Directive
Retype each entry below exactly as it stands.
____
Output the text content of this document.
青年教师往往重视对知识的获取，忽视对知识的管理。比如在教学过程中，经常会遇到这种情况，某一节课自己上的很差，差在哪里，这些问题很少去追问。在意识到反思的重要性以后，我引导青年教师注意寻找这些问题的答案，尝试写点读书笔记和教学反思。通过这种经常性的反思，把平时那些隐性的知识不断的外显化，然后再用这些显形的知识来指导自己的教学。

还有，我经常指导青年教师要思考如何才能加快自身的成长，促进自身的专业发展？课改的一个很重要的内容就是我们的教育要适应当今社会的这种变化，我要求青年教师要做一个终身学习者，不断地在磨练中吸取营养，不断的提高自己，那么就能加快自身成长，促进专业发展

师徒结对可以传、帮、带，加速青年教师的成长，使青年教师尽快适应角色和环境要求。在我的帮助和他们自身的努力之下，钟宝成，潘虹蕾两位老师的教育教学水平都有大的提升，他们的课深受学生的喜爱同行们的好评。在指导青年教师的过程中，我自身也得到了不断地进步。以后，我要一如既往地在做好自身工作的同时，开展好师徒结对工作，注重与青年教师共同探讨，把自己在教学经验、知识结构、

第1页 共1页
____
Worked answer
Output the text content of this document.
青年教师往往重视对知识的获取，忽视对知识的管理。比如在教学过程中，经常会遇到这种情况，某一节课自己上的很差，差在哪里，这些问题很少去追问。在意识到反思的重要性以后，我引导青年教师注意寻找这些问题的答案，尝试写点读书笔记和教学反思。通过这种经常性的反思，把平时那些隐性的知识不断的外显化，然后再用这些显形的知识来指导自己的教学。

还有，我经常指导青年教师要思考如何才能加快自身的成长，促进自身的专业发展？课改的一个很重要的内容就是我们的教育要适应当今社会的这种变化，我要求青年教师要做一个终身学习者，不断地在磨练中吸取营养，不断的提高自己，那么就能加快自身成长，促进专业发展

师徒结对可以传、帮、带，加速青年教师的成长，使青年教师尽快适应角色和环境要求。在我的帮助和他们自身的努力之下，钟宝成，潘虹蕾两位老师的教育教学水平都有大的提升，他们的课深受学生的喜爱同行们的好评。在指导青年教师的过程中，我自身也得到了不断地进步。以后，我要一如既往地在做好自身工作的同时，开展好师徒结对工作，注重与青年教师共同探讨，把自己在教学经验、知识结构、

第1页 共1页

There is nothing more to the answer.